----- TRECHO PARA LEITURA

Auxílio - A forma como o governo federal participará do resgate do primeiro núcleo instalado do modelo de escola-parque idealizado por Anísio Teixeira ainda não está definido. "O governo federal está pronto para colocar recursos aqui para desenvolver projetos de congraçamento da juventude, de criação de atividades pré-profissionalizantes ou atividades de lazer que possam oferecer ao jovem que está na escola regular complementação essencial para a sua formação. Mas, já está havendo a recuperação física e nós esperaremos o projeto pedagógico para ver de que forma podemos colaborar", comentou o ministro.

----------

INSTRUÇÕES:
a. Nas linhas de dados abaixo, reproduza sem nenhuma alteração as linhas a partir daquela que contém "doc-line: ить кого-то" até a que contém "submenu-item-label: ВЕРХНИЙ РЕГИСТР", incluindo ambas.
b. Prossiga o trecho sobre o resgate da escola-parque a partir do ponto em que ele termina.

----- DADOS BRUTOS

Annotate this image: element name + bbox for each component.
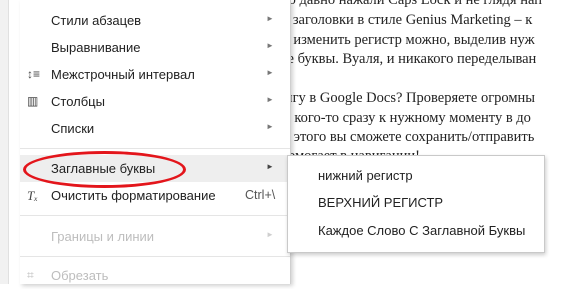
doc-line: ить кого-то сразу к нужному моменту в до (270, 110, 531, 126)
menu-item-lists[interactable]: Списки ► (20, 115, 290, 142)
menu-item-label: Списки (51, 121, 95, 136)
menu-item-columns[interactable]: ▥ Столбцы ► (20, 88, 290, 115)
menu-item-label: Обрезать (51, 268, 109, 283)
line-spacing-icon: ↕≡ (27, 67, 41, 81)
menu-item-label: Очистить форматирование (51, 188, 216, 203)
capitalization-submenu: нижний регистр ВЕРХНИЙ РЕГИСТР Каждое Сл… (287, 155, 545, 253)
menu-item-label: Межстрочный интервал (51, 67, 195, 82)
menu-separator (20, 148, 290, 149)
menu-item-label: Выравнивание (51, 40, 141, 55)
menu-item-label: Границы и линии (51, 229, 155, 244)
submenu-arrow-icon: ► (266, 162, 274, 171)
submenu-item-label: ВЕРХНИЙ РЕГИСТР (318, 195, 444, 210)
submenu-arrow-icon: ► (266, 230, 274, 239)
menu-separator (20, 215, 290, 216)
menu-item-label: Столбцы (51, 94, 105, 109)
menu-item-shortcut: Ctrl+\ (245, 188, 276, 202)
menu-item-borders-lines[interactable]: Границы и линии ► (20, 223, 290, 250)
doc-line: аев изменить регистр можно, выделив нуж (270, 32, 535, 48)
submenu-item-label: нижний регистр (318, 168, 413, 183)
menu-separator (20, 256, 290, 257)
submenu-item-lowercase[interactable]: нижний регистр (288, 162, 544, 190)
submenu-item-uppercase[interactable]: ВЕРХНИЙ РЕГИСТР (288, 189, 544, 217)
submenu-arrow-icon: ► (266, 68, 274, 77)
doc-line: ете заголовки в стиле Genius Marketing –… (270, 12, 533, 28)
page-gutter (0, 0, 9, 284)
submenu-arrow-icon: ► (266, 41, 274, 50)
clear-formatting-icon: Tₓ (27, 188, 38, 203)
submenu-item-title-case[interactable]: Каждое Слово С Заглавной Буквы (288, 217, 544, 245)
submenu-arrow-icon: ► (266, 14, 274, 23)
submenu-arrow-icon: ► (266, 95, 274, 104)
annotation-highlight-ellipse (23, 151, 186, 188)
menu-item-crop[interactable]: ⌗ Обрезать (20, 262, 290, 289)
doc-line: сле этого вы сможете сохранить/отправить (270, 129, 535, 145)
format-menu: Стили абзацев ► Выравнивание ► ↕≡ Межстр… (20, 0, 291, 284)
doc-line: ные буквы. Вуаля, и никакого переделыван (270, 51, 537, 67)
columns-icon: ▥ (27, 94, 39, 108)
menu-item-alignment[interactable]: Выравнивание ► (20, 34, 290, 61)
crop-icon: ⌗ (27, 268, 34, 282)
doc-line: книгу в Google Docs? Проверяете огромны (270, 90, 536, 106)
doc-line: ную давно нажали Caps Lock и не глядя на… (270, 0, 542, 8)
submenu-arrow-icon: ► (266, 122, 274, 131)
submenu-item-label: Каждое Слово С Заглавной Буквы (318, 223, 526, 238)
menu-item-paragraph-styles[interactable]: Стили абзацев ► (20, 7, 290, 34)
menu-item-clear-formatting[interactable]: Tₓ Очистить форматирование Ctrl+\ (20, 182, 290, 209)
menu-item-line-spacing[interactable]: ↕≡ Межстрочный интервал ► (20, 61, 290, 88)
menu-item-label: Стили абзацев (51, 13, 142, 28)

----------

RESPOSTAS:
a.
doc-line: ить кого-то сразу к нужному моменту в до (270, 110, 531, 126)
menu-item-lists[interactable]: Списки ► (20, 115, 290, 142)
menu-item-label: Списки (51, 121, 95, 136)
menu-item-columns[interactable]: ▥ Столбцы ► (20, 88, 290, 115)
menu-item-label: Обрезать (51, 268, 109, 283)
line-spacing-icon: ↕≡ (27, 67, 41, 81)
menu-item-label: Очистить форматирование (51, 188, 216, 203)
capitalization-submenu: нижний регистр ВЕРХНИЙ РЕГИСТР Каждое Сл… (287, 155, 545, 253)
menu-item-label: Межстрочный интервал (51, 67, 195, 82)
menu-separator (20, 148, 290, 149)
menu-item-label: Выравнивание (51, 40, 141, 55)
menu-item-label: Границы и линии (51, 229, 155, 244)
submenu-arrow-icon: ► (266, 162, 274, 171)
submenu-item-label: ВЕРХНИЙ РЕГИСТР (318, 195, 444, 210)

b.
Ele, contudo, salientou a importância do envolvimento da sociedade civil. "Nós temos, na Bahia, entidades não-governamentais muito importantes que desenvolvem trabalhos essenciais na área social e educacional, e poderíamos desenvolver aqui projetos estratégicos", mencionou o ministro. Em sua visita, ele percorreu as instalações da Escola Parque, conhecendo a biblioteca, o auditório e a área de trabalho, que ostenta na parede painéis assinados por Caybé e Mário Cravo. No final da visita, o ministro e o secretário fizeram uma parada em frente ao busto de Anísio Teixeira, onde estava colocado um ramalhete de flores.

"Eu fiz questão de convidar o ministro Paulo Renato para que, na sua sensibilidade, ele veja o que o estado está fazendo e faça exatamente o que ele anunciou: nos ajude neste projeto", acrescentou o secretário Eraldo Tinoco. Ele adiantou que a proposta da secretaria é de devolver à sociedade a Escola Parque para que seja um centro de formação integral do aluno. "Esperamos contar com a colaboração do governo federal para impulsionar ainda mais esse processo que o governo do estado já está executando", aguarda Tinoco.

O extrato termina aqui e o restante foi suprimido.